* RECORDS FOR THE EXERCISE
--
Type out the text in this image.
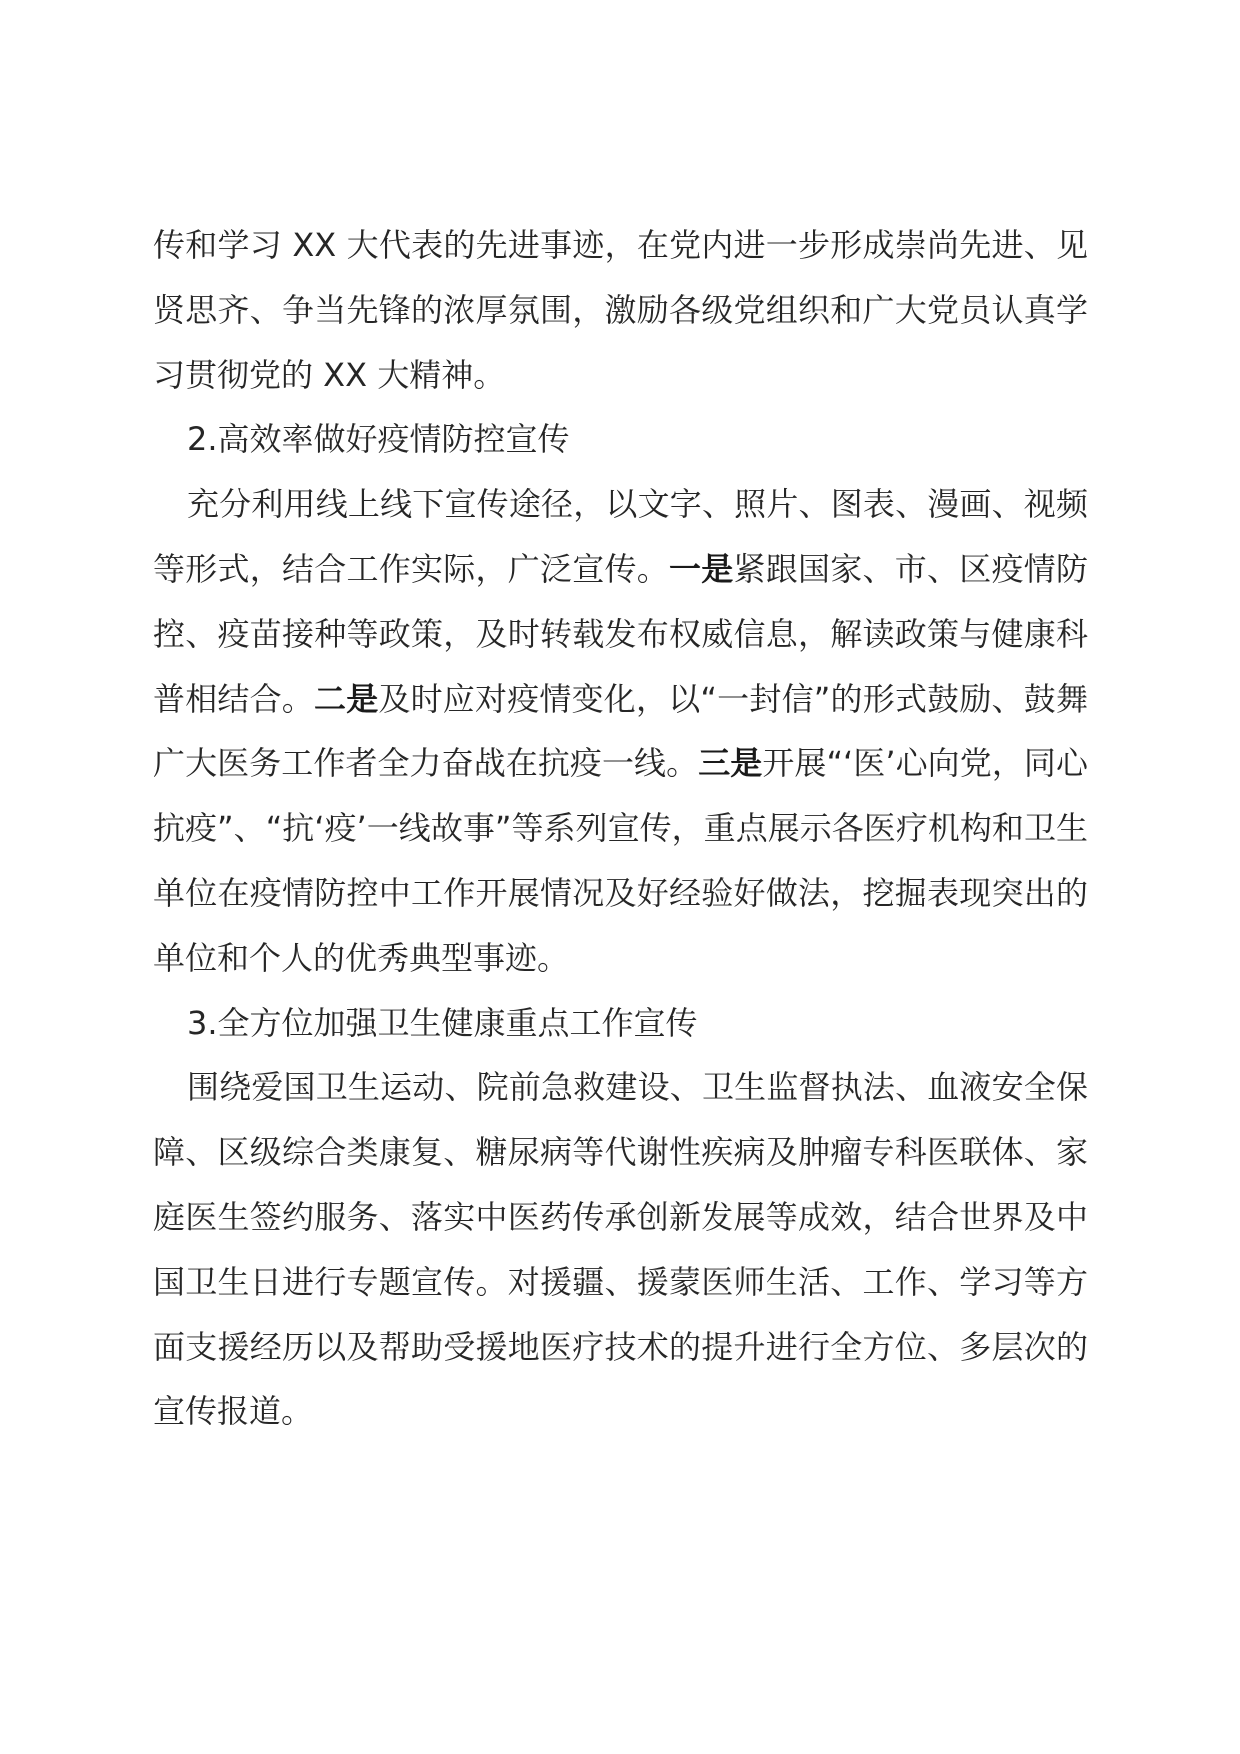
传和学习 XX 大代表的先进事迹，在党内进一步形成崇尚先进、见贤思齐、争当先锋的浓厚氛围，激励各级党组织和广大党员认真学习贯彻党的 XX 大精神。

2.高效率做好疫情防控宣传

充分利用线上线下宣传途径，以文字、照片、图表、漫画、视频等形式，结合工作实际，广泛宣传。一是紧跟国家、市、区疫情防控、疫苗接种等政策，及时转载发布权威信息，解读政策与健康科普相结合。二是及时应对疫情变化，以“一封信”的形式鼓励、鼓舞广大医务工作者全力奋战在抗疫一线。三是开展“‘医’心向党，同心抗疫”、“抗‘疫’一线故事”等系列宣传，重点展示各医疗机构和卫生单位在疫情防控中工作开展情况及好经验好做法，挖掘表现突出的单位和个人的优秀典型事迹。

3.全方位加强卫生健康重点工作宣传

围绕爱国卫生运动、院前急救建设、卫生监督执法、血液安全保障、区级综合类康复、糖尿病等代谢性疾病及肿瘤专科医联体、家庭医生签约服务、落实中医药传承创新发展等成效，结合世界及中国卫生日进行专题宣传。对援疆、援蒙医师生活、工作、学习等方面支援经历以及帮助受援地医疗技术的提升进行全方位、多层次的宣传报道。
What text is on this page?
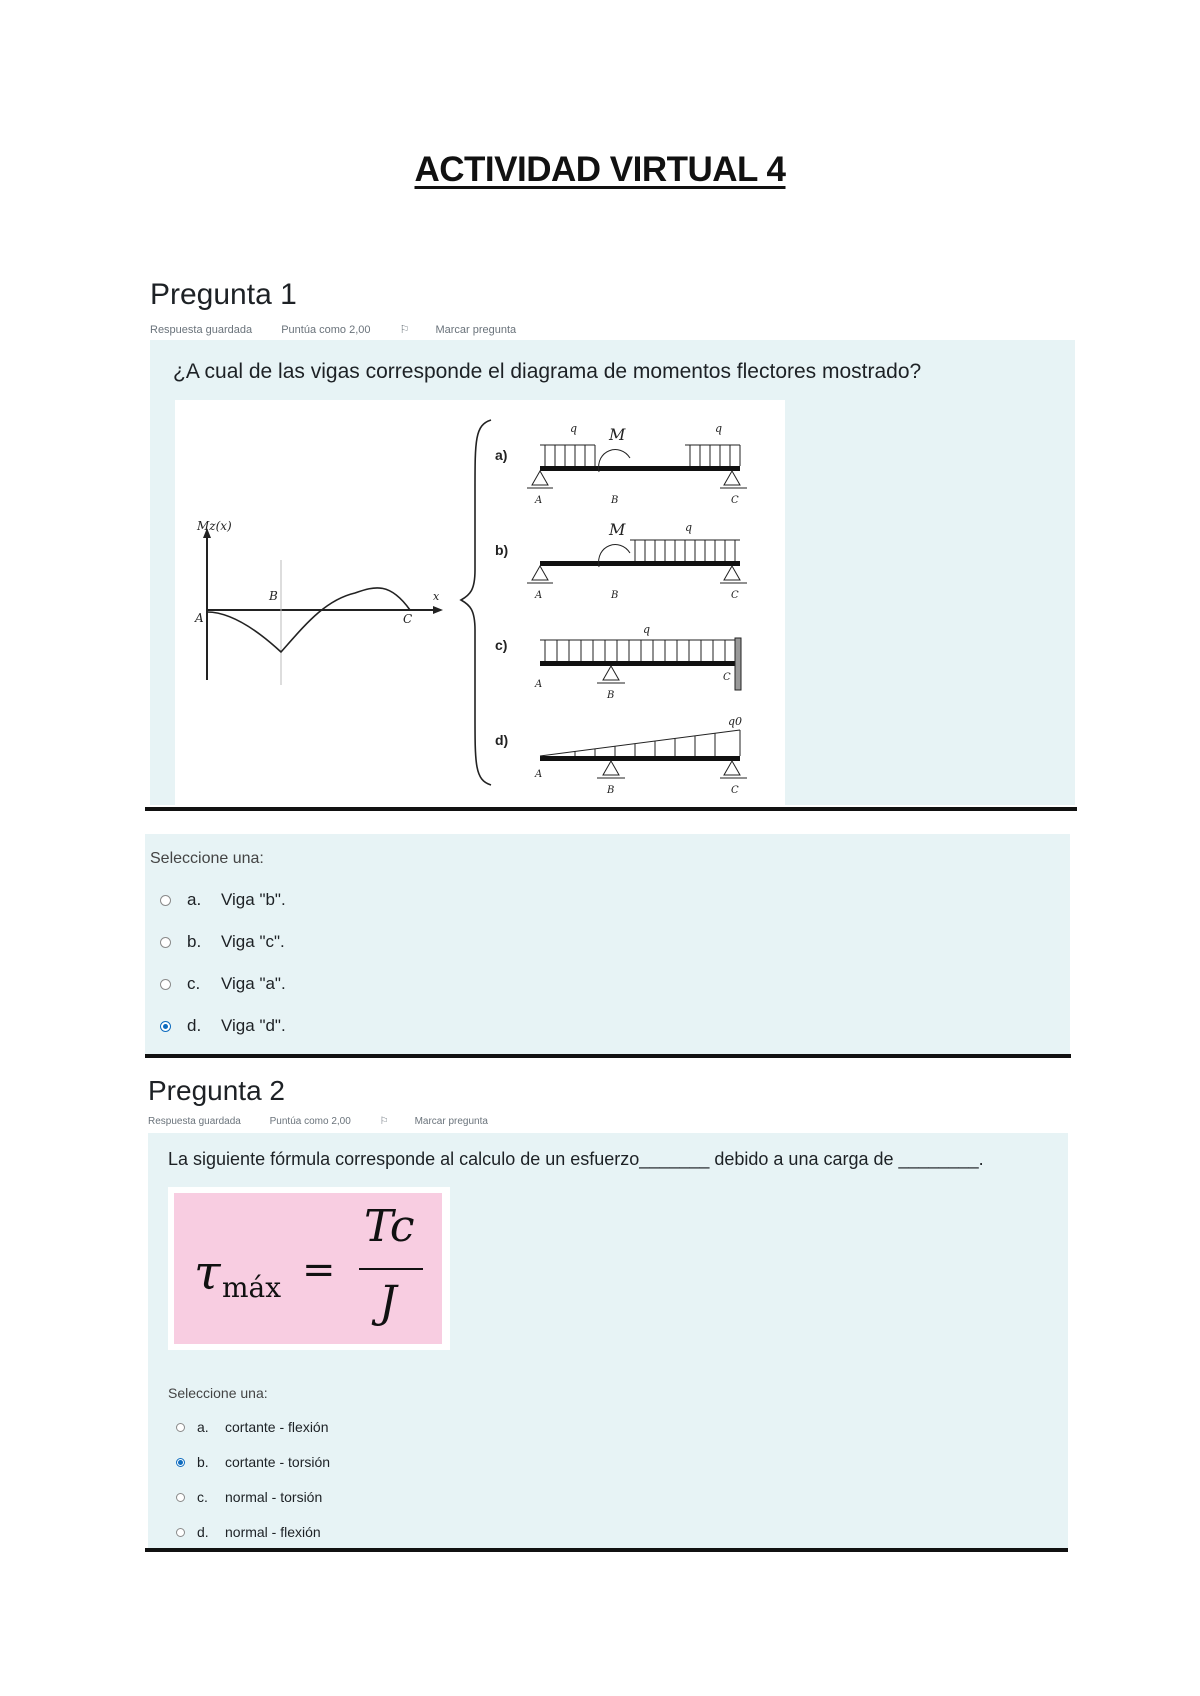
ACTIVIDAD VIRTUAL 4
Pregunta 1
Respuesta guardada	Puntúa como 2,00	⚐ Marcar pregunta
¿A cual de las vigas corresponde el diagrama de momentos flectores mostrado?
Mz(x)
x
A
B
C
a)
b)
c)
d)
q	q
M
A	B	C
M	q
A	B	C
q
A
B
C
q0
A
B	C
Seleccione una:
a.	Viga "b".
b.	Viga "c".
c.	Viga "a".
d.	Viga "d".
Pregunta 2
Respuesta guardada	Puntúa como 2,00	⚐	Marcar pregunta
La siguiente fórmula corresponde al calculo de un esfuerzo_______ debido a una carga de ________.
τ máx =
Tc
J
Seleccione una:
a.	cortante - flexión
b.	cortante - torsión
c.	normal - torsión
d.	normal - flexión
--
* TASK INSTRUCTIONS
Across the preceding material, how many lines contain the word "Marcar"? State the number alone.

* REPLY TO THE EXERCISE
2